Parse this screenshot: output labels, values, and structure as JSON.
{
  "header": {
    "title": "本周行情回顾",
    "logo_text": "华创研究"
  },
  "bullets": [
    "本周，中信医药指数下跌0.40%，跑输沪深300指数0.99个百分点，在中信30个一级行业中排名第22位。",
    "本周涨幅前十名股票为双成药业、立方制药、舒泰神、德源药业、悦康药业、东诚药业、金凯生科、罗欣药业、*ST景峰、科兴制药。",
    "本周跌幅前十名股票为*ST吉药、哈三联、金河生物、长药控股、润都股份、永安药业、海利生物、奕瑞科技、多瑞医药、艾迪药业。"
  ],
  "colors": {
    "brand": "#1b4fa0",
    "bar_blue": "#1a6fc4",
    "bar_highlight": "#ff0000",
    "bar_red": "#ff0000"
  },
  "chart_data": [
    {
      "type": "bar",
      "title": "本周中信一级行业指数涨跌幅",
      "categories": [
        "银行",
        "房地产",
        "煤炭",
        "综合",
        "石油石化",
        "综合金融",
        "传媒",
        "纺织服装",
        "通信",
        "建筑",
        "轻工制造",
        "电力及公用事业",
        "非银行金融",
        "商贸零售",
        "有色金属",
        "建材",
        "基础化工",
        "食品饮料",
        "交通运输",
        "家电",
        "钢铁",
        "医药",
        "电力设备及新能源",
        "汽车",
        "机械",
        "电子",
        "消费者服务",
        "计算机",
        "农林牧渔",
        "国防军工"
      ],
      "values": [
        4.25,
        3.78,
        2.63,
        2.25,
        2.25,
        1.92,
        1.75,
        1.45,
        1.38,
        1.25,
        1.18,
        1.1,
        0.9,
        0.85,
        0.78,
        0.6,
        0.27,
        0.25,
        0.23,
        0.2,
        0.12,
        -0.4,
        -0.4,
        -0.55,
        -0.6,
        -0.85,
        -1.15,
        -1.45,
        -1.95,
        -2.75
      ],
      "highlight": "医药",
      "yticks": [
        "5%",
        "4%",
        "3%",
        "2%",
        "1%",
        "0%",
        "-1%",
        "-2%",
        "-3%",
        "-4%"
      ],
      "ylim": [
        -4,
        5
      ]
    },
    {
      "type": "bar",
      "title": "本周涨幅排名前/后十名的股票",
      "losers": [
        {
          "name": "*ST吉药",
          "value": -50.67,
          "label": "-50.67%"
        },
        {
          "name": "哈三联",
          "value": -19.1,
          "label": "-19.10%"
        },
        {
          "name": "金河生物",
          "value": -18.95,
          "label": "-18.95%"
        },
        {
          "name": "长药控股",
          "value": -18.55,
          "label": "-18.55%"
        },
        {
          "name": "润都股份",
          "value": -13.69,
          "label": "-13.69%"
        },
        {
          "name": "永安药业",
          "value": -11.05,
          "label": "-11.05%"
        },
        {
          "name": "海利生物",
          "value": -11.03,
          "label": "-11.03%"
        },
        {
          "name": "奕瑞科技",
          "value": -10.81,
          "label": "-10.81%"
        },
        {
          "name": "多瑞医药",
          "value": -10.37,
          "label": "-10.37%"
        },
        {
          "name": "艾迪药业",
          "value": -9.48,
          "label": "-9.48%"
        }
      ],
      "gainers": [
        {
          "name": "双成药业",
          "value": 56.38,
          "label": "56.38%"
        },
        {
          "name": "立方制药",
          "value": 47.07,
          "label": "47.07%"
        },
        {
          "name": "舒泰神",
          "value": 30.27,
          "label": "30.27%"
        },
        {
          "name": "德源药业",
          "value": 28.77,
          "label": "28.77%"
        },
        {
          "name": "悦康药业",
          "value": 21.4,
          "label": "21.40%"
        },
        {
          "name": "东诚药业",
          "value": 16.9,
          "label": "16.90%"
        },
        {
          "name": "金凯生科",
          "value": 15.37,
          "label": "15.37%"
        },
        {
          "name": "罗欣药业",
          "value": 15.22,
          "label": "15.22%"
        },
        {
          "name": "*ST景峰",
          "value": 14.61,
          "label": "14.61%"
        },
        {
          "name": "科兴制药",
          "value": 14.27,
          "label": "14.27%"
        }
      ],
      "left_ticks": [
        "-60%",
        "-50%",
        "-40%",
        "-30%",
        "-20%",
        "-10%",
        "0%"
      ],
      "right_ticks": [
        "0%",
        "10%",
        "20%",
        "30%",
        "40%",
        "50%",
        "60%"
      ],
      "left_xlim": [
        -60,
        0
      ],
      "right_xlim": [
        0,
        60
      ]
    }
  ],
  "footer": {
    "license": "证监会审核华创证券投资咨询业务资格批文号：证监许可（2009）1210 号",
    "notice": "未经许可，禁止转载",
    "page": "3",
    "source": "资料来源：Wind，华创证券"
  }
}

══════

_What is needed_.
Repeat every line of the data, exactly and in full.

_Output below_.
Parse this screenshot: output labels, values, and structure as JSON.
{
  "header": {
    "title": "本周行情回顾",
    "logo_text": "华创研究"
  },
  "bullets": [
    "本周，中信医药指数下跌0.40%，跑输沪深300指数0.99个百分点，在中信30个一级行业中排名第22位。",
    "本周涨幅前十名股票为双成药业、立方制药、舒泰神、德源药业、悦康药业、东诚药业、金凯生科、罗欣药业、*ST景峰、科兴制药。",
    "本周跌幅前十名股票为*ST吉药、哈三联、金河生物、长药控股、润都股份、永安药业、海利生物、奕瑞科技、多瑞医药、艾迪药业。"
  ],
  "colors": {
    "brand": "#1b4fa0",
    "bar_blue": "#1a6fc4",
    "bar_highlight": "#ff0000",
    "bar_red": "#ff0000"
  },
  "chart_data": [
    {
      "type": "bar",
      "title": "本周中信一级行业指数涨跌幅",
      "categories": [
        "银行",
        "房地产",
        "煤炭",
        "综合",
        "石油石化",
        "综合金融",
        "传媒",
        "纺织服装",
        "通信",
        "建筑",
        "轻工制造",
        "电力及公用事业",
        "非银行金融",
        "商贸零售",
        "有色金属",
        "建材",
        "基础化工",
        "食品饮料",
        "交通运输",
        "家电",
        "钢铁",
        "医药",
        "电力设备及新能源",
        "汽车",
        "机械",
        "电子",
        "消费者服务",
        "计算机",
        "农林牧渔",
        "国防军工"
      ],
      "values": [
        4.25,
        3.78,
        2.63,
        2.25,
        2.25,
        1.92,
        1.75,
        1.45,
        1.38,
        1.25,
        1.18,
        1.1,
        0.9,
        0.85,
        0.78,
        0.6,
        0.27,
        0.25,
        0.23,
        0.2,
        0.12,
        -0.4,
        -0.4,
        -0.55,
        -0.6,
        -0.85,
        -1.15,
        -1.45,
        -1.95,
        -2.75
      ],
      "highlight": "医药",
      "yticks": [
        "5%",
        "4%",
        "3%",
        "2%",
        "1%",
        "0%",
        "-1%",
        "-2%",
        "-3%",
        "-4%"
      ],
      "ylim": [
        -4,
        5
      ]
    },
    {
      "type": "bar",
      "title": "本周涨幅排名前/后十名的股票",
      "losers": [
        {
          "name": "*ST吉药",
          "value": -50.67,
          "label": "-50.67%"
        },
        {
          "name": "哈三联",
          "value": -19.1,
          "label": "-19.10%"
        },
        {
          "name": "金河生物",
          "value": -18.95,
          "label": "-18.95%"
        },
        {
          "name": "长药控股",
          "value": -18.55,
          "label": "-18.55%"
        },
        {
          "name": "润都股份",
          "value": -13.69,
          "label": "-13.69%"
        },
        {
          "name": "永安药业",
          "value": -11.05,
          "label": "-11.05%"
        },
        {
          "name": "海利生物",
          "value": -11.03,
          "label": "-11.03%"
        },
        {
          "name": "奕瑞科技",
          "value": -10.81,
          "label": "-10.81%"
        },
        {
          "name": "多瑞医药",
          "value": -10.37,
          "label": "-10.37%"
        },
        {
          "name": "艾迪药业",
          "value": -9.48,
          "label": "-9.48%"
        }
      ],
      "gainers": [
        {
          "name": "双成药业",
          "value": 56.38,
          "label": "56.38%"
        },
        {
          "name": "立方制药",
          "value": 47.07,
          "label": "47.07%"
        },
        {
          "name": "舒泰神",
          "value": 30.27,
          "label": "30.27%"
        },
        {
          "name": "德源药业",
          "value": 28.77,
          "label": "28.77%"
        },
        {
          "name": "悦康药业",
          "value": 21.4,
          "label": "21.40%"
        },
        {
          "name": "东诚药业",
          "value": 16.9,
          "label": "16.90%"
        },
        {
          "name": "金凯生科",
          "value": 15.37,
          "label": "15.37%"
        },
        {
          "name": "罗欣药业",
          "value": 15.22,
          "label": "15.22%"
        },
        {
          "name": "*ST景峰",
          "value": 14.61,
          "label": "14.61%"
        },
        {
          "name": "科兴制药",
          "value": 14.27,
          "label": "14.27%"
        }
      ],
      "left_ticks": [
        "-60%",
        "-50%",
        "-40%",
        "-30%",
        "-20%",
        "-10%",
        "0%"
      ],
      "right_ticks": [
        "0%",
        "10%",
        "20%",
        "30%",
        "40%",
        "50%",
        "60%"
      ],
      "left_xlim": [
        -60,
        0
      ],
      "right_xlim": [
        0,
        60
      ]
    }
  ],
  "footer": {
    "license": "证监会审核华创证券投资咨询业务资格批文号：证监许可（2009）1210 号",
    "notice": "未经许可，禁止转载",
    "page": "3",
    "source": "资料来源：Wind，华创证券"
  }
}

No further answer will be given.